- _GOAL OF THE EXERCISE_
Locate the word "accuracy" in the data below, then copy every line that holds it.

- _ENTRIES SHOWN_
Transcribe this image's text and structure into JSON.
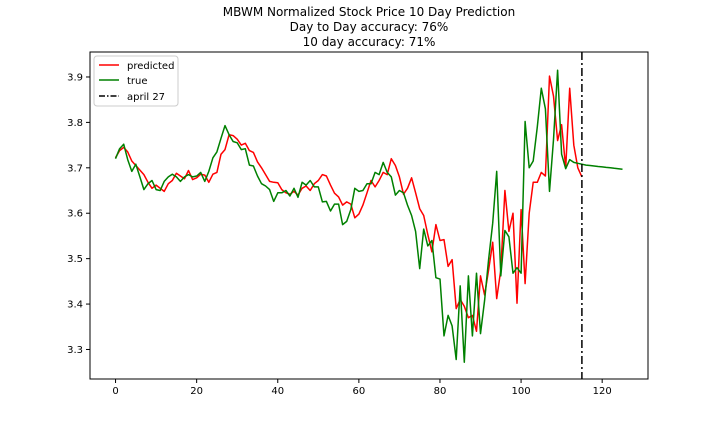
{
  "chart_data": {
    "type": "line",
    "title_lines": [
      "MBWM Normalized Stock Price 10 Day Prediction",
      "Day to Day accuracy: 76%",
      "10 day accuracy: 71%"
    ],
    "xlabel": "",
    "ylabel": "",
    "xlim": [
      -6.3,
      131.3
    ],
    "ylim": [
      3.235,
      3.955
    ],
    "xticks": [
      0,
      20,
      40,
      60,
      80,
      100,
      120
    ],
    "xtick_labels": [
      "0",
      "20",
      "40",
      "60",
      "80",
      "100",
      "120"
    ],
    "yticks": [
      3.3,
      3.4,
      3.5,
      3.6,
      3.7,
      3.8,
      3.9
    ],
    "ytick_labels": [
      "3.3",
      "3.4",
      "3.5",
      "3.6",
      "3.7",
      "3.8",
      "3.9"
    ],
    "grid": false,
    "legend_position": "top-left",
    "series": [
      {
        "name": "predicted",
        "color": "#ff0000",
        "style": "solid",
        "x": [
          0,
          1,
          2,
          3,
          4,
          5,
          6,
          7,
          8,
          9,
          10,
          11,
          12,
          13,
          14,
          15,
          16,
          17,
          18,
          19,
          20,
          21,
          22,
          23,
          24,
          25,
          26,
          27,
          28,
          29,
          30,
          31,
          32,
          33,
          34,
          35,
          36,
          37,
          38,
          39,
          40,
          41,
          42,
          43,
          44,
          45,
          46,
          47,
          48,
          49,
          50,
          51,
          52,
          53,
          54,
          55,
          56,
          57,
          58,
          59,
          60,
          61,
          62,
          63,
          64,
          65,
          66,
          67,
          68,
          69,
          70,
          71,
          72,
          73,
          74,
          75,
          76,
          77,
          78,
          79,
          80,
          81,
          82,
          83,
          84,
          85,
          86,
          87,
          88,
          89,
          90,
          91,
          92,
          93,
          94,
          95,
          96,
          97,
          98,
          99,
          100,
          101,
          102,
          103,
          104,
          105,
          106,
          107,
          108,
          109,
          110,
          111,
          112,
          113,
          114,
          115
        ],
        "values": [
          3.722,
          3.738,
          3.745,
          3.735,
          3.715,
          3.705,
          3.695,
          3.685,
          3.668,
          3.655,
          3.662,
          3.655,
          3.648,
          3.665,
          3.672,
          3.688,
          3.682,
          3.676,
          3.694,
          3.674,
          3.678,
          3.686,
          3.684,
          3.668,
          3.686,
          3.69,
          3.73,
          3.74,
          3.773,
          3.771,
          3.763,
          3.75,
          3.754,
          3.738,
          3.734,
          3.713,
          3.7,
          3.685,
          3.67,
          3.668,
          3.667,
          3.652,
          3.645,
          3.642,
          3.648,
          3.64,
          3.655,
          3.66,
          3.65,
          3.665,
          3.672,
          3.685,
          3.682,
          3.662,
          3.644,
          3.636,
          3.618,
          3.625,
          3.62,
          3.59,
          3.598,
          3.618,
          3.645,
          3.672,
          3.658,
          3.672,
          3.69,
          3.685,
          3.72,
          3.705,
          3.68,
          3.642,
          3.655,
          3.678,
          3.645,
          3.61,
          3.595,
          3.553,
          3.515,
          3.575,
          3.54,
          3.542,
          3.483,
          3.498,
          3.39,
          3.41,
          3.395,
          3.37,
          3.375,
          3.34,
          3.462,
          3.42,
          3.475,
          3.536,
          3.412,
          3.475,
          3.65,
          3.56,
          3.6,
          3.402,
          3.608,
          3.445,
          3.6,
          3.668,
          3.668,
          3.69,
          3.682,
          3.902,
          3.858,
          3.76,
          3.795,
          3.7,
          3.875,
          3.75,
          3.7,
          3.68
        ]
      },
      {
        "name": "true",
        "color": "#008000",
        "style": "solid",
        "x": [
          0,
          1,
          2,
          3,
          4,
          5,
          6,
          7,
          8,
          9,
          10,
          11,
          12,
          13,
          14,
          15,
          16,
          17,
          18,
          19,
          20,
          21,
          22,
          23,
          24,
          25,
          26,
          27,
          28,
          29,
          30,
          31,
          32,
          33,
          34,
          35,
          36,
          37,
          38,
          39,
          40,
          41,
          42,
          43,
          44,
          45,
          46,
          47,
          48,
          49,
          50,
          51,
          52,
          53,
          54,
          55,
          56,
          57,
          58,
          59,
          60,
          61,
          62,
          63,
          64,
          65,
          66,
          67,
          68,
          69,
          70,
          71,
          72,
          73,
          74,
          75,
          76,
          77,
          78,
          79,
          80,
          81,
          82,
          83,
          84,
          85,
          86,
          87,
          88,
          89,
          90,
          91,
          92,
          93,
          94,
          95,
          96,
          97,
          98,
          99,
          100,
          101,
          102,
          103,
          104,
          105,
          106,
          107,
          108,
          109,
          110,
          111,
          112,
          113,
          114,
          115,
          116,
          117,
          118,
          119,
          120,
          121,
          122,
          123,
          124,
          125
        ],
        "values": [
          3.72,
          3.742,
          3.752,
          3.718,
          3.692,
          3.708,
          3.68,
          3.652,
          3.665,
          3.672,
          3.652,
          3.65,
          3.67,
          3.68,
          3.686,
          3.68,
          3.67,
          3.68,
          3.685,
          3.68,
          3.682,
          3.69,
          3.67,
          3.692,
          3.722,
          3.735,
          3.765,
          3.793,
          3.773,
          3.758,
          3.755,
          3.74,
          3.742,
          3.706,
          3.704,
          3.682,
          3.665,
          3.66,
          3.652,
          3.626,
          3.645,
          3.645,
          3.65,
          3.638,
          3.655,
          3.635,
          3.668,
          3.662,
          3.672,
          3.658,
          3.658,
          3.625,
          3.626,
          3.605,
          3.62,
          3.62,
          3.575,
          3.582,
          3.608,
          3.655,
          3.648,
          3.65,
          3.665,
          3.665,
          3.69,
          3.685,
          3.712,
          3.69,
          3.68,
          3.64,
          3.65,
          3.645,
          3.618,
          3.595,
          3.56,
          3.478,
          3.565,
          3.528,
          3.54,
          3.458,
          3.455,
          3.33,
          3.375,
          3.352,
          3.278,
          3.44,
          3.272,
          3.462,
          3.33,
          3.468,
          3.335,
          3.408,
          3.498,
          3.578,
          3.692,
          3.462,
          3.562,
          3.548,
          3.468,
          3.48,
          3.468,
          3.802,
          3.7,
          3.715,
          3.79,
          3.875,
          3.83,
          3.648,
          3.762,
          3.915,
          3.73,
          3.698,
          3.718,
          3.712,
          3.71,
          3.708,
          3.706,
          3.705,
          3.704,
          3.703,
          3.702,
          3.701,
          3.7,
          3.699,
          3.698,
          3.697
        ]
      }
    ],
    "vline": {
      "name": "april 27",
      "x": 115,
      "color": "#000000",
      "style": "dashdot"
    }
  }
}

- _EXERCISE RESPONSE_
      "Day to Day accuracy: 76%",
      "10 day accuracy: 71%"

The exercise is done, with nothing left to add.